▶ **Exercise directions**
Rewrite the rows from the one containing "Patent image size: (1048, 956)." through the end of the rows, replacing "embodiment" with "variant" and leaving everything else unchanged.

▶ **Exercise data**
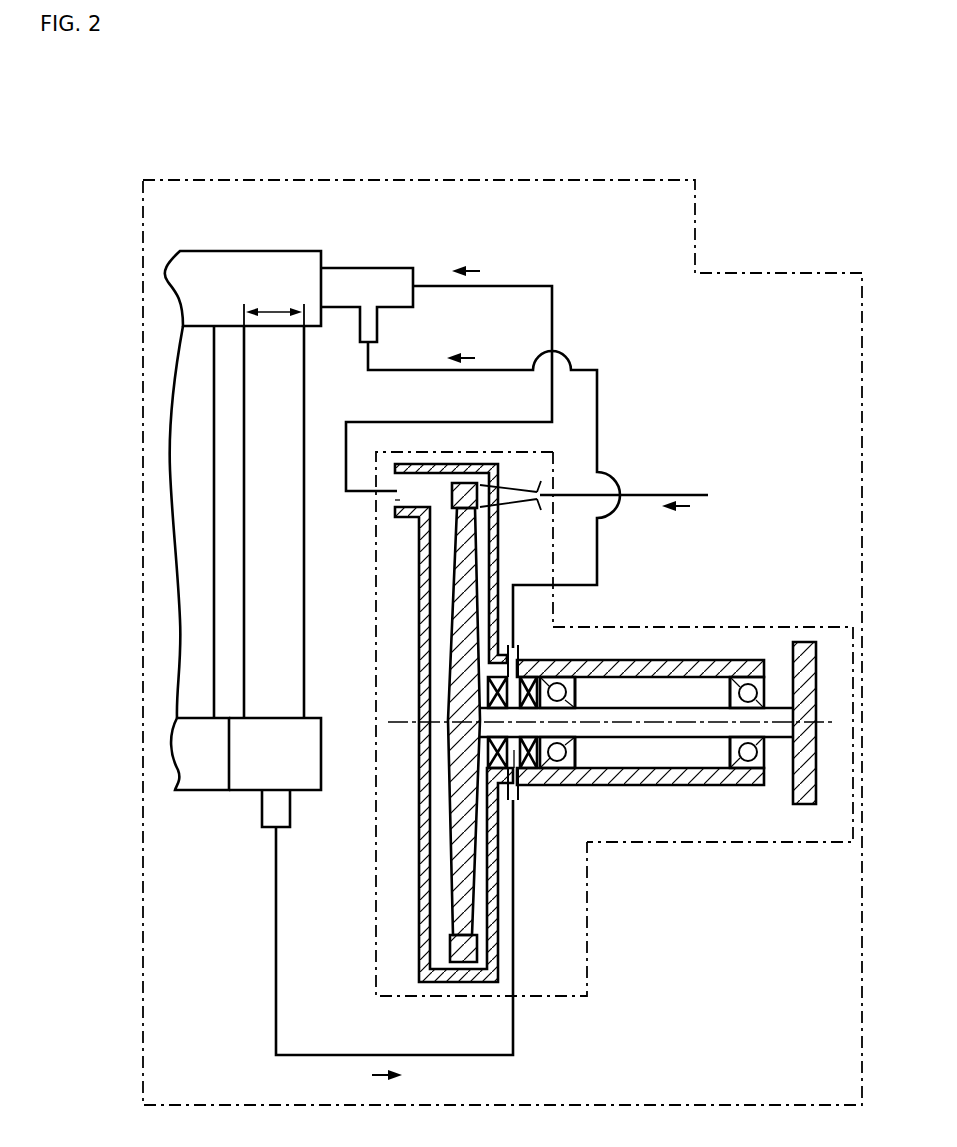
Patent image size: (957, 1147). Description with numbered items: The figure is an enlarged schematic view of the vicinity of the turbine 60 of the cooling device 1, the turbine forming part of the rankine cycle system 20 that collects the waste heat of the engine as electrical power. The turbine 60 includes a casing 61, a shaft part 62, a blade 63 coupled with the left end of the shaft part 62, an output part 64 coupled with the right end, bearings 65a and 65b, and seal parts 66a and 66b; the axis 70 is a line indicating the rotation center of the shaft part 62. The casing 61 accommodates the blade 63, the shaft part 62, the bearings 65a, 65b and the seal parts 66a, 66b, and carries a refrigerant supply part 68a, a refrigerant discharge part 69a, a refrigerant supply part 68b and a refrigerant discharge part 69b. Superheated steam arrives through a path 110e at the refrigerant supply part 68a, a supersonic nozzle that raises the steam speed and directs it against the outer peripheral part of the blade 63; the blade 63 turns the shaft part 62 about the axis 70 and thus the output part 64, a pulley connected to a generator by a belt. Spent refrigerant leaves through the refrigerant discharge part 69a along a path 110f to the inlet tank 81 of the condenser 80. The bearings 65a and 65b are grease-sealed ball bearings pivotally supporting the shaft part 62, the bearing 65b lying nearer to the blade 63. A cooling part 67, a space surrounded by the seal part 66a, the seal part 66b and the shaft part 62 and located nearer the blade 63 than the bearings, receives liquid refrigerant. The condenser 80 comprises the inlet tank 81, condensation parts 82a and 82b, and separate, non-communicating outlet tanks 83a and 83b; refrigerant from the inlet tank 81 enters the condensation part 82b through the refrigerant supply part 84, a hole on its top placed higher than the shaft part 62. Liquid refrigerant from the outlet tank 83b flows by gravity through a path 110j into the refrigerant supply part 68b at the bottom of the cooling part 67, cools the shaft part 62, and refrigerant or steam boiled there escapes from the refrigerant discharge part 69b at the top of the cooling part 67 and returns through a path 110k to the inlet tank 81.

The cooling device 1 is at (842, 197).
The rankine cycle system 20 is at (695, 218).
The condenser 80 is at (256, 517).
The inlet tank 81 is at (221, 263).
The refrigerant supply part 84 is at (275, 310).
The condensation part 82a is at (193, 565).
The condensation part 82b is at (305, 612).
The outlet tank 83a is at (212, 778).
The outlet tank 83b is at (302, 778).
The path 110f is at (513, 285).
The path 110k is at (597, 404).
The path 110e is at (662, 493).
The path 110j is at (276, 950).
The turbine 60 is at (590, 724).
The axis 70 is at (405, 722).
The casing 61 is at (420, 917).
The blade 63 is at (450, 670).
The refrigerant discharge part 69a is at (397, 500).
The refrigerant discharge part 69b is at (547, 650).
The refrigerant supply part 68a is at (522, 505).
The refrigerant supply part 68b is at (514, 750).
The seal part 66a is at (520, 768).
The seal part 66b is at (520, 677).
The cooling part 67 is at (518, 790).
The bearing 65a is at (740, 770).
The bearing 65b is at (575, 770).
The shaft part 62 is at (668, 745).
The output part 64 is at (798, 805).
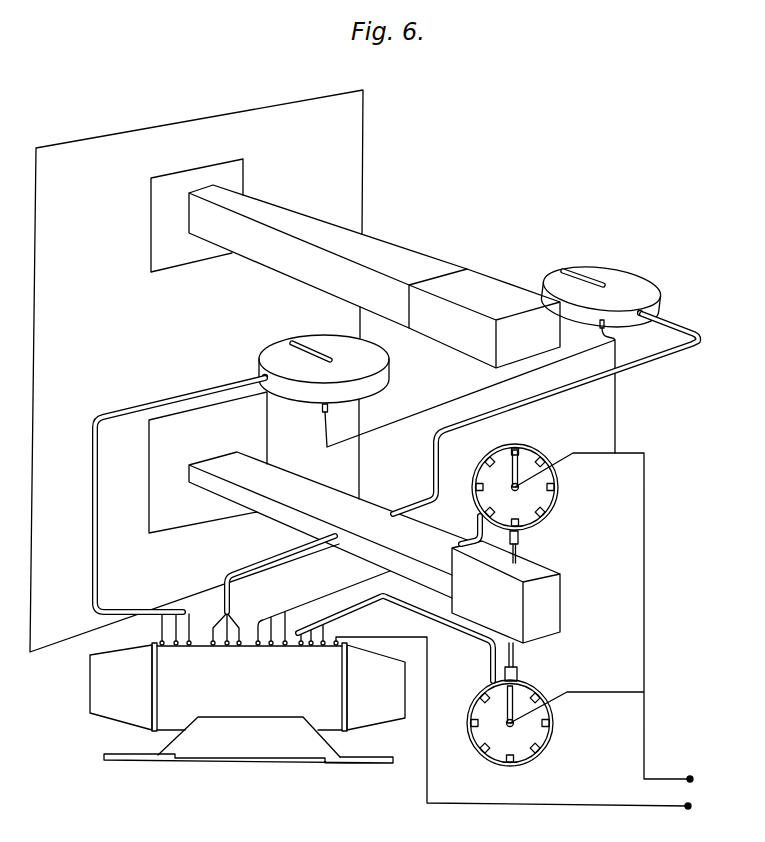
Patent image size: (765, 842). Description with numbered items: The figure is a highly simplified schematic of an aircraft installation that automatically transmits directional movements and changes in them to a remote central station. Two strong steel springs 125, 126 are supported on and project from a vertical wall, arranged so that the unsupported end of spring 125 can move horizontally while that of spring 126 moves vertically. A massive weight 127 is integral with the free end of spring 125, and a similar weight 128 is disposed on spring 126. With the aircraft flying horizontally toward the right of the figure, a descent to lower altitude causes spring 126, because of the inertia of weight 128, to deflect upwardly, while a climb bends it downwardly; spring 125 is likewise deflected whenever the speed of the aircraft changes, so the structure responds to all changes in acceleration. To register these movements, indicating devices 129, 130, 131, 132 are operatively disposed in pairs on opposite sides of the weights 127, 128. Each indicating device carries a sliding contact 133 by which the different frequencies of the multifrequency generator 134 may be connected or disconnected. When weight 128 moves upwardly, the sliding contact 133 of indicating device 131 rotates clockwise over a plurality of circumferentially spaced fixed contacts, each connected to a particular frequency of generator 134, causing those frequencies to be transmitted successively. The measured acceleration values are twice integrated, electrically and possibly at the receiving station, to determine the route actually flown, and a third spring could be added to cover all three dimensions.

The steel spring 125 is at (372, 253).
The steel spring 126 is at (343, 515).
The massive weight 127 is at (343, 147).
The weight 128 is at (542, 603).
The indicating device 129 is at (277, 352).
The indicating device 130 is at (625, 287).
The indicating device 131 is at (532, 448).
The indicating device 132 is at (525, 762).
The sliding contact 133 is at (302, 350).
The multifrequency generator 134 is at (192, 695).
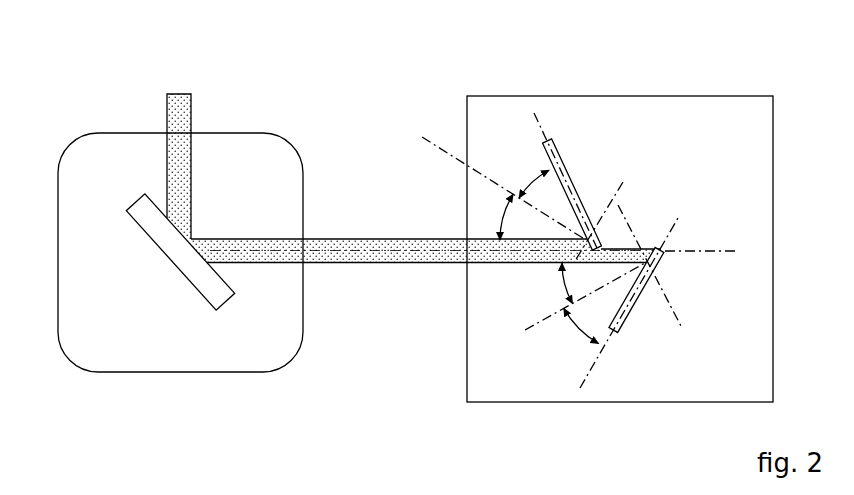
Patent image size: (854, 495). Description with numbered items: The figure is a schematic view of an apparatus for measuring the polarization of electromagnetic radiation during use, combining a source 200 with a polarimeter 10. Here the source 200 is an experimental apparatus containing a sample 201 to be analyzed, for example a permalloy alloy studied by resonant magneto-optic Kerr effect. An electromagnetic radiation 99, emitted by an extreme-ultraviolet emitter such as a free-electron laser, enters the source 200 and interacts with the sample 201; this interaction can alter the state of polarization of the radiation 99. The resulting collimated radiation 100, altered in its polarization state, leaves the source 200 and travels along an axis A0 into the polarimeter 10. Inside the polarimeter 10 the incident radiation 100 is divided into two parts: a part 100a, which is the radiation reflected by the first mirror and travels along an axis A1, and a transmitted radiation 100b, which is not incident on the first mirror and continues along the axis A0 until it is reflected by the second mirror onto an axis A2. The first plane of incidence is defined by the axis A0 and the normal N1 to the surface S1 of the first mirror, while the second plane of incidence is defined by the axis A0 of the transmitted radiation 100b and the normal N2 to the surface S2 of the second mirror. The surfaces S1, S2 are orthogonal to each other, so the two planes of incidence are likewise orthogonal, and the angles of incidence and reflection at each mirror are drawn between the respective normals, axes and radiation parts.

The source 200 is at (56, 128).
The electromagnetic radiation 99 is at (165, 175).
The sample 201 is at (197, 273).
The collimated radiation 100 is at (412, 245).
The polarimeter 10 is at (516, 94).
The reflected radiation part 100a is at (557, 152).
The transmitted radiation 100b is at (663, 258).
The normal to the surface of the first mirror N1 is at (435, 147).
The normal to the surface of the second mirror N2 is at (525, 331).
The axis of the reflected radiation A1 is at (535, 122).
The axis of the reflected transmitted part A2 is at (587, 373).
The axis of the radiation A0 is at (720, 251).
The surface of the first mirror S1 is at (617, 192).
The surface of the second mirror S2 is at (624, 222).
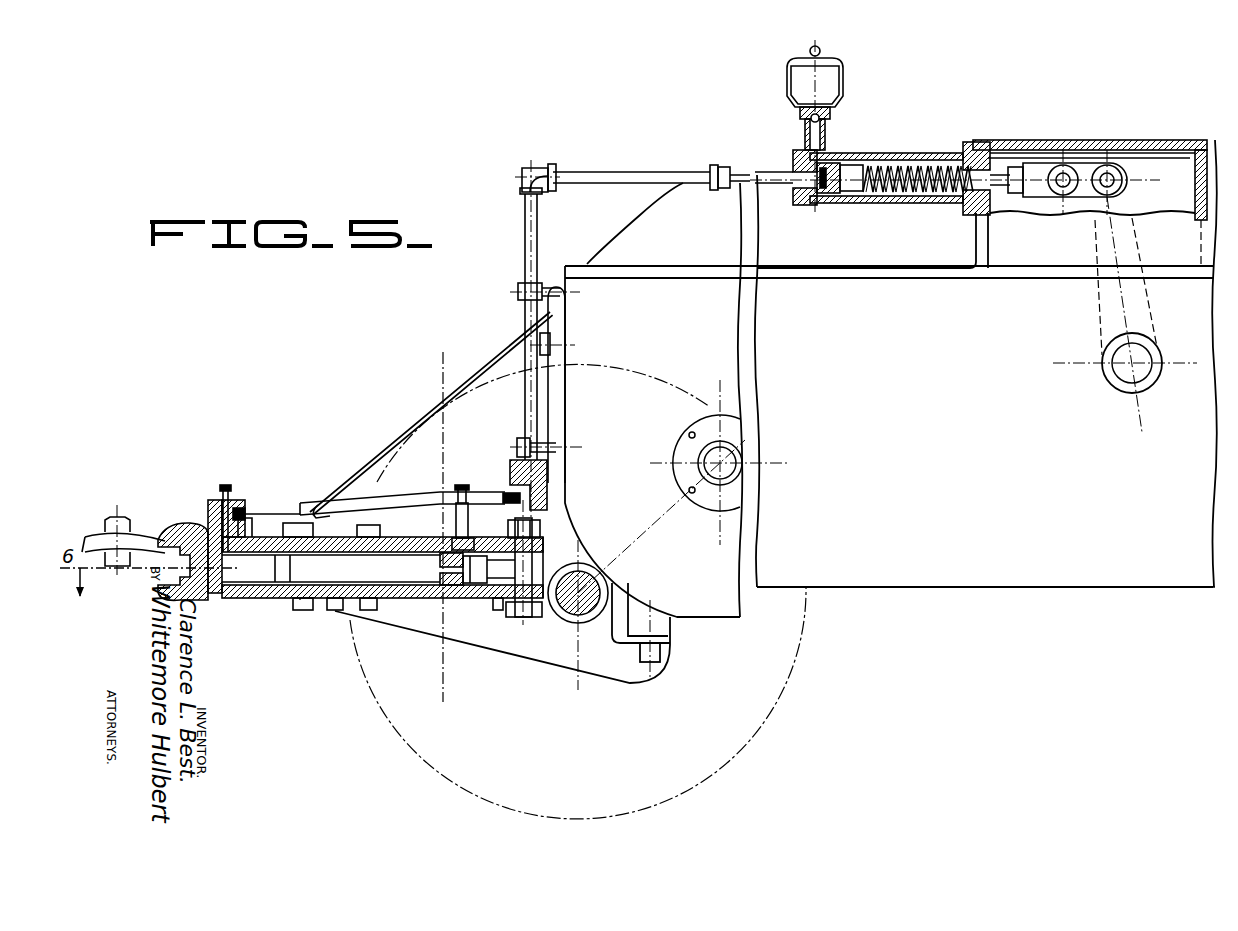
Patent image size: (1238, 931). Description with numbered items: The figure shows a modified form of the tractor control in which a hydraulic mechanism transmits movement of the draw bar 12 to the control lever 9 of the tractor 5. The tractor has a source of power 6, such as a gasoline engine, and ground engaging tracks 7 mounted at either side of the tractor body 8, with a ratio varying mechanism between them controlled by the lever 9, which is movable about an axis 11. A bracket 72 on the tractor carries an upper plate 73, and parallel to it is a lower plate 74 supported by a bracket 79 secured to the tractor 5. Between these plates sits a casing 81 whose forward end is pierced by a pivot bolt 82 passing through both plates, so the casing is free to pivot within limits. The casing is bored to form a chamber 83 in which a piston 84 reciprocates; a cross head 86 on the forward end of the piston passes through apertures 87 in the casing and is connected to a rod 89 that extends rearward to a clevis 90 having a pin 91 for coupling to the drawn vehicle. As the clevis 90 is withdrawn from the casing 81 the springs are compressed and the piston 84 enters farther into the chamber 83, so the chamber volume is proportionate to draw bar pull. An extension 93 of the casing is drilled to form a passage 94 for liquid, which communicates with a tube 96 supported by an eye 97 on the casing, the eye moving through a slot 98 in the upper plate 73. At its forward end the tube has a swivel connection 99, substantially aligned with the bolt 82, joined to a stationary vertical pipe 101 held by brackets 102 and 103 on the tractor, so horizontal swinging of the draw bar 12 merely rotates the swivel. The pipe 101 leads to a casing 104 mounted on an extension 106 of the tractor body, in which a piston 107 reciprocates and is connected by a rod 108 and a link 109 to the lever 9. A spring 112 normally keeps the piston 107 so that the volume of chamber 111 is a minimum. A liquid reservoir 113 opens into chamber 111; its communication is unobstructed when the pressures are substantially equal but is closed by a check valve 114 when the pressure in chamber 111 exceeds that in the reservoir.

The tractor 5 is at (1075, 588).
The source of power 6 is at (595, 615).
The tracks 7 is at (443, 352).
The tractor body 8 is at (1080, 453).
The lever 9 is at (1102, 322).
The axis 11 is at (1118, 372).
The draw bar 12 is at (288, 648).
The bracket 72 is at (398, 440).
The upper plate 73 is at (258, 537).
The lower plate 74 is at (262, 598).
The bracket 79 is at (563, 660).
The casing 81 is at (338, 600).
The pivot bolt 82 is at (553, 613).
The chamber 83 is at (232, 577).
The piston 84 is at (400, 578).
The cross head 86 is at (443, 582).
The apertures 87 is at (473, 585).
The rod 89 is at (157, 538).
The clevis 90 is at (192, 524).
The pin 91 is at (122, 518).
The extension 93 is at (232, 500).
The passage 94 is at (214, 500).
The tube 96 is at (330, 506).
The eye 97 is at (458, 487).
The slot 98 is at (470, 533).
The swivel connection 99 is at (510, 478).
The vertical pipe 101 is at (523, 320).
The bracket 102 is at (517, 448).
The bracket 103 is at (518, 289).
The casing 104 is at (853, 160).
The extension 106 is at (1044, 136).
The piston 107 is at (849, 193).
The rod 108 is at (935, 195).
The link 109 is at (1083, 170).
The chamber 111 is at (800, 195).
The spring 112 is at (925, 158).
The liquid reservoir 113 is at (790, 89).
The check valve 114 is at (800, 121).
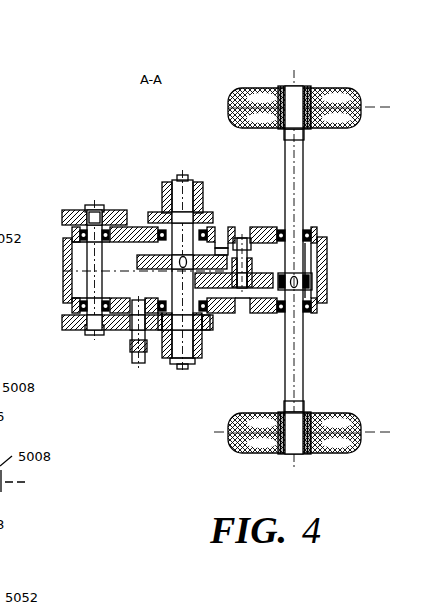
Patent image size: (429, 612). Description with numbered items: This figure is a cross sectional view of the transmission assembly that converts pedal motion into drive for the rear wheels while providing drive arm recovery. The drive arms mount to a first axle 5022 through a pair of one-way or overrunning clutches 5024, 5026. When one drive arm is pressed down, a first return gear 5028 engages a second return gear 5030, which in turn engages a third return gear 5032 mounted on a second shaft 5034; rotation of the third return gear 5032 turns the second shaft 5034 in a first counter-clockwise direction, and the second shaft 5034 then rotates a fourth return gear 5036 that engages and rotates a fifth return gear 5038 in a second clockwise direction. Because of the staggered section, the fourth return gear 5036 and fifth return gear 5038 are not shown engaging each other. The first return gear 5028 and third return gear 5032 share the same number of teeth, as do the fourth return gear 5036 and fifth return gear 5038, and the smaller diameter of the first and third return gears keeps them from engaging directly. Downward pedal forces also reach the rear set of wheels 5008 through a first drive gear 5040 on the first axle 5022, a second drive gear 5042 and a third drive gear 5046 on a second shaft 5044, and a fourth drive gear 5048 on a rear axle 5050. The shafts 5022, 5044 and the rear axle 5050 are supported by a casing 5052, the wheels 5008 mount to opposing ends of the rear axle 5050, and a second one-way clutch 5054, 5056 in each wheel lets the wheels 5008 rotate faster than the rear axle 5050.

The rear set of wheels 5008 is at (352, 94).
The first axle 5022 is at (180, 283).
The one-way clutch 5024 is at (199, 305).
The one-way clutch 5026 is at (165, 205).
The first return gear 5028 is at (162, 318).
The second return gear 5030 is at (128, 322).
The third return gear 5032 is at (75, 330).
The second shaft 5034 is at (90, 286).
The fourth return gear 5036 is at (76, 210).
The fifth return gear 5038 is at (158, 212).
The first drive gear 5040 is at (146, 256).
The second drive gear 5042 is at (229, 256).
The second shaft 5044 is at (245, 250).
The third drive gear 5046 is at (221, 288).
The fourth drive gear 5048 is at (315, 280).
The rear axle 5050 is at (296, 205).
The casing 5052 is at (195, 270).
The second one-way clutch 5054 is at (281, 450).
The second one-way clutch 5056 is at (290, 76).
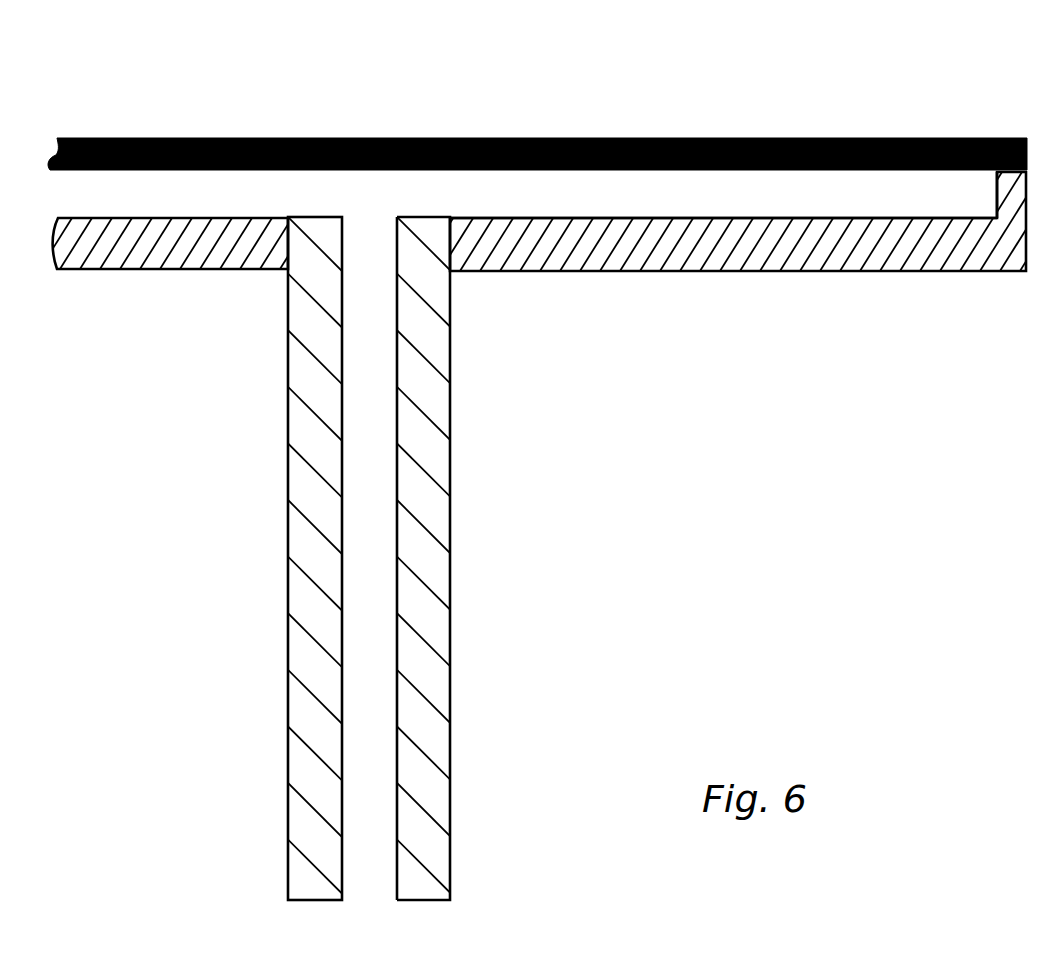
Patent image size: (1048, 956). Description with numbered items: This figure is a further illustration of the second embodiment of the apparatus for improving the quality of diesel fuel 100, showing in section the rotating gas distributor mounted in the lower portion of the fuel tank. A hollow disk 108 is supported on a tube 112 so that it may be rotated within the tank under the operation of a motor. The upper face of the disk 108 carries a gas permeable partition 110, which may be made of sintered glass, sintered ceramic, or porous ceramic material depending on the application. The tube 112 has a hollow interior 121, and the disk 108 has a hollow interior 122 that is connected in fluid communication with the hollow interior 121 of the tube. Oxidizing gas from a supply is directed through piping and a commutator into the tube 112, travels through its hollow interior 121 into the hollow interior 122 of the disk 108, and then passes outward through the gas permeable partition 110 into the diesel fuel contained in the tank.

The method of and apparatus for improving the quality of diesel fuel 100 is at (208, 86).
The gas permeable partition 110 is at (548, 138).
The hollow disk 108 is at (597, 271).
The tube 112 is at (450, 371).
The hollow interior of the tube 121 is at (397, 496).
The hollow interior of the disk 122 is at (823, 218).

▶ **Output below**
Patent image size: (1048, 956). Description with numbered items: This figure is a further illustration of the second variant of the apparatus for improving the quality of diesel fuel 100, showing in section the rotating gas distributor mounted in the lower portion of the fuel tank. A hollow disk 108 is supported on a tube 112 so that it may be rotated within the tank under the operation of a motor. The upper face of the disk 108 carries a gas permeable partition 110, which may be made of sintered glass, sintered ceramic, or porous ceramic material depending on the application. The tube 112 has a hollow interior 121, and the disk 108 has a hollow interior 122 that is connected in fluid communication with the hollow interior 121 of the tube. Oxidizing gas from a supply is directed through piping and a commutator into the tube 112, travels through its hollow interior 121 into the hollow interior 122 of the disk 108, and then passes outward through the gas permeable partition 110 into the diesel fuel contained in the tank.

The method of and apparatus for improving the quality of diesel fuel 100 is at (208, 86).
The gas permeable partition 110 is at (548, 138).
The hollow disk 108 is at (597, 271).
The tube 112 is at (450, 371).
The hollow interior of the tube 121 is at (397, 496).
The hollow interior of the disk 122 is at (823, 218).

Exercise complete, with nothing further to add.